### [TASK BRIEF]
Below are records to repeat exactly. Omit the pictures from the copy.
--- Start of RECORDS SHOWN ---
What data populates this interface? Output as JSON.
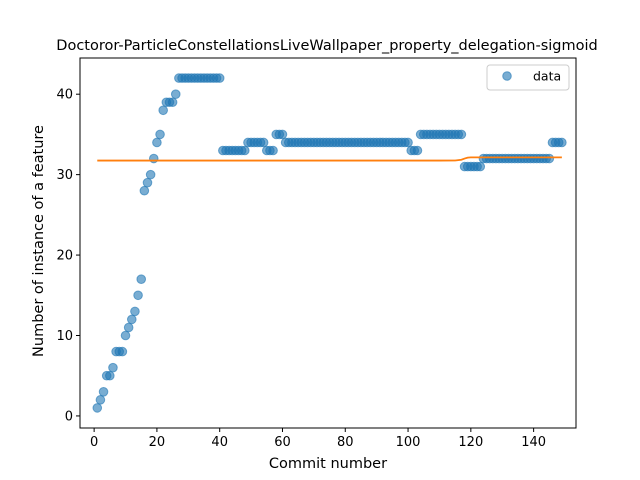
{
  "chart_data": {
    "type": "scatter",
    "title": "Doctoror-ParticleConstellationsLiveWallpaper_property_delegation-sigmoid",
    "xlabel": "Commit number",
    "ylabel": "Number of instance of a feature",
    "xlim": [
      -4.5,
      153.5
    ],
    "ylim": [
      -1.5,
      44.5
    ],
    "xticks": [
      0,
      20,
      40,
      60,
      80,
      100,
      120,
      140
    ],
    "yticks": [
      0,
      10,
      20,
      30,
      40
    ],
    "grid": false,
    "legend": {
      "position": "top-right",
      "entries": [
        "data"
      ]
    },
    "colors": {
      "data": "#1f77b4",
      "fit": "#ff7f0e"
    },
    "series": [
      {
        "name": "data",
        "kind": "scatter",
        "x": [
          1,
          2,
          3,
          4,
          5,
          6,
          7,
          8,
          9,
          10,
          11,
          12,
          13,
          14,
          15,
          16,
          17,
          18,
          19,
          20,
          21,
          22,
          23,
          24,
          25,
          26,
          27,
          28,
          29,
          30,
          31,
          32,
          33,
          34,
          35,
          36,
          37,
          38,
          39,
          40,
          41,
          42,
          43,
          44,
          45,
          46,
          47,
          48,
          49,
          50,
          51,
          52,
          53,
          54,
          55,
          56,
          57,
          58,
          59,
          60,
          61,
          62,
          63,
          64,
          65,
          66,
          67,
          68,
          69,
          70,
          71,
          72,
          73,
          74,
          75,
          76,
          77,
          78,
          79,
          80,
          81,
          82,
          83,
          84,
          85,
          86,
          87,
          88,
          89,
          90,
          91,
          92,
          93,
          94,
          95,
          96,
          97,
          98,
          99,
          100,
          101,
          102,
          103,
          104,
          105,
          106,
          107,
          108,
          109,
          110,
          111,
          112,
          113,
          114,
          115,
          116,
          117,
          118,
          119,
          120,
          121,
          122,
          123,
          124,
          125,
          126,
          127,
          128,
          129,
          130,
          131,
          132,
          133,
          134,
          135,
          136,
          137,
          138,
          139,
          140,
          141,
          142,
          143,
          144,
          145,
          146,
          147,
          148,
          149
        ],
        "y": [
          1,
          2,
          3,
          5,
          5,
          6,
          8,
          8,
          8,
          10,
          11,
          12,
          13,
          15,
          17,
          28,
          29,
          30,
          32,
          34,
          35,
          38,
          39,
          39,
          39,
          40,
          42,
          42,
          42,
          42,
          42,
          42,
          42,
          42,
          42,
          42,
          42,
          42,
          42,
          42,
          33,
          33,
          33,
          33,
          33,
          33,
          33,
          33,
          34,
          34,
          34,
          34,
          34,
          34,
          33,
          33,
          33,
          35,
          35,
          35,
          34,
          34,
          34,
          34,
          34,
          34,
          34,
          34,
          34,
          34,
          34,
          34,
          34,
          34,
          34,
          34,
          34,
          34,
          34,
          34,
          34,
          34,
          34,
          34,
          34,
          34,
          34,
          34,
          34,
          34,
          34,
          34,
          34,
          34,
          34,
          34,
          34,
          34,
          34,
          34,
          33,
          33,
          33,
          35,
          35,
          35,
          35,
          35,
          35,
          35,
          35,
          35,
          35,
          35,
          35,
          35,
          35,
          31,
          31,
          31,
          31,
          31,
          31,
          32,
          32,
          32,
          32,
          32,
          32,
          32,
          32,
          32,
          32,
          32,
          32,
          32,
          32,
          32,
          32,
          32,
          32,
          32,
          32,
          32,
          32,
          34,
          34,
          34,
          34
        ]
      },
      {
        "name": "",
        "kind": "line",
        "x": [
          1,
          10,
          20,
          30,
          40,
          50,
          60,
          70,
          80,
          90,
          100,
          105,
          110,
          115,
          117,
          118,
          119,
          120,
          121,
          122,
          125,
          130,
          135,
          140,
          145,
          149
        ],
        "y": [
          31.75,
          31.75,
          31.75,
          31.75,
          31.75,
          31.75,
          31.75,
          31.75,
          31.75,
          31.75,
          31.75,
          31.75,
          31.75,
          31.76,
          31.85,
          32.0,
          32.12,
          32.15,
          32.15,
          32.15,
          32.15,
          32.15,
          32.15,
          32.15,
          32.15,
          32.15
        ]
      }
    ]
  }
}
--- End of RECORDS SHOWN ---
### [TASK SOLUTION]
What data populates this interface? Output as JSON.
{
  "chart_data": {
    "type": "scatter",
    "title": "Doctoror-ParticleConstellationsLiveWallpaper_property_delegation-sigmoid",
    "xlabel": "Commit number",
    "ylabel": "Number of instance of a feature",
    "xlim": [
      -4.5,
      153.5
    ],
    "ylim": [
      -1.5,
      44.5
    ],
    "xticks": [
      0,
      20,
      40,
      60,
      80,
      100,
      120,
      140
    ],
    "yticks": [
      0,
      10,
      20,
      30,
      40
    ],
    "grid": false,
    "legend": {
      "position": "top-right",
      "entries": [
        "data"
      ]
    },
    "colors": {
      "data": "#1f77b4",
      "fit": "#ff7f0e"
    },
    "series": [
      {
        "name": "data",
        "kind": "scatter",
        "x": [
          1,
          2,
          3,
          4,
          5,
          6,
          7,
          8,
          9,
          10,
          11,
          12,
          13,
          14,
          15,
          16,
          17,
          18,
          19,
          20,
          21,
          22,
          23,
          24,
          25,
          26,
          27,
          28,
          29,
          30,
          31,
          32,
          33,
          34,
          35,
          36,
          37,
          38,
          39,
          40,
          41,
          42,
          43,
          44,
          45,
          46,
          47,
          48,
          49,
          50,
          51,
          52,
          53,
          54,
          55,
          56,
          57,
          58,
          59,
          60,
          61,
          62,
          63,
          64,
          65,
          66,
          67,
          68,
          69,
          70,
          71,
          72,
          73,
          74,
          75,
          76,
          77,
          78,
          79,
          80,
          81,
          82,
          83,
          84,
          85,
          86,
          87,
          88,
          89,
          90,
          91,
          92,
          93,
          94,
          95,
          96,
          97,
          98,
          99,
          100,
          101,
          102,
          103,
          104,
          105,
          106,
          107,
          108,
          109,
          110,
          111,
          112,
          113,
          114,
          115,
          116,
          117,
          118,
          119,
          120,
          121,
          122,
          123,
          124,
          125,
          126,
          127,
          128,
          129,
          130,
          131,
          132,
          133,
          134,
          135,
          136,
          137,
          138,
          139,
          140,
          141,
          142,
          143,
          144,
          145,
          146,
          147,
          148,
          149
        ],
        "y": [
          1,
          2,
          3,
          5,
          5,
          6,
          8,
          8,
          8,
          10,
          11,
          12,
          13,
          15,
          17,
          28,
          29,
          30,
          32,
          34,
          35,
          38,
          39,
          39,
          39,
          40,
          42,
          42,
          42,
          42,
          42,
          42,
          42,
          42,
          42,
          42,
          42,
          42,
          42,
          42,
          33,
          33,
          33,
          33,
          33,
          33,
          33,
          33,
          34,
          34,
          34,
          34,
          34,
          34,
          33,
          33,
          33,
          35,
          35,
          35,
          34,
          34,
          34,
          34,
          34,
          34,
          34,
          34,
          34,
          34,
          34,
          34,
          34,
          34,
          34,
          34,
          34,
          34,
          34,
          34,
          34,
          34,
          34,
          34,
          34,
          34,
          34,
          34,
          34,
          34,
          34,
          34,
          34,
          34,
          34,
          34,
          34,
          34,
          34,
          34,
          33,
          33,
          33,
          35,
          35,
          35,
          35,
          35,
          35,
          35,
          35,
          35,
          35,
          35,
          35,
          35,
          35,
          31,
          31,
          31,
          31,
          31,
          31,
          32,
          32,
          32,
          32,
          32,
          32,
          32,
          32,
          32,
          32,
          32,
          32,
          32,
          32,
          32,
          32,
          32,
          32,
          32,
          32,
          32,
          32,
          34,
          34,
          34,
          34
        ]
      },
      {
        "name": "",
        "kind": "line",
        "x": [
          1,
          10,
          20,
          30,
          40,
          50,
          60,
          70,
          80,
          90,
          100,
          105,
          110,
          115,
          117,
          118,
          119,
          120,
          121,
          122,
          125,
          130,
          135,
          140,
          145,
          149
        ],
        "y": [
          31.75,
          31.75,
          31.75,
          31.75,
          31.75,
          31.75,
          31.75,
          31.75,
          31.75,
          31.75,
          31.75,
          31.75,
          31.75,
          31.76,
          31.85,
          32.0,
          32.12,
          32.15,
          32.15,
          32.15,
          32.15,
          32.15,
          32.15,
          32.15,
          32.15,
          32.15
        ]
      }
    ]
  }
}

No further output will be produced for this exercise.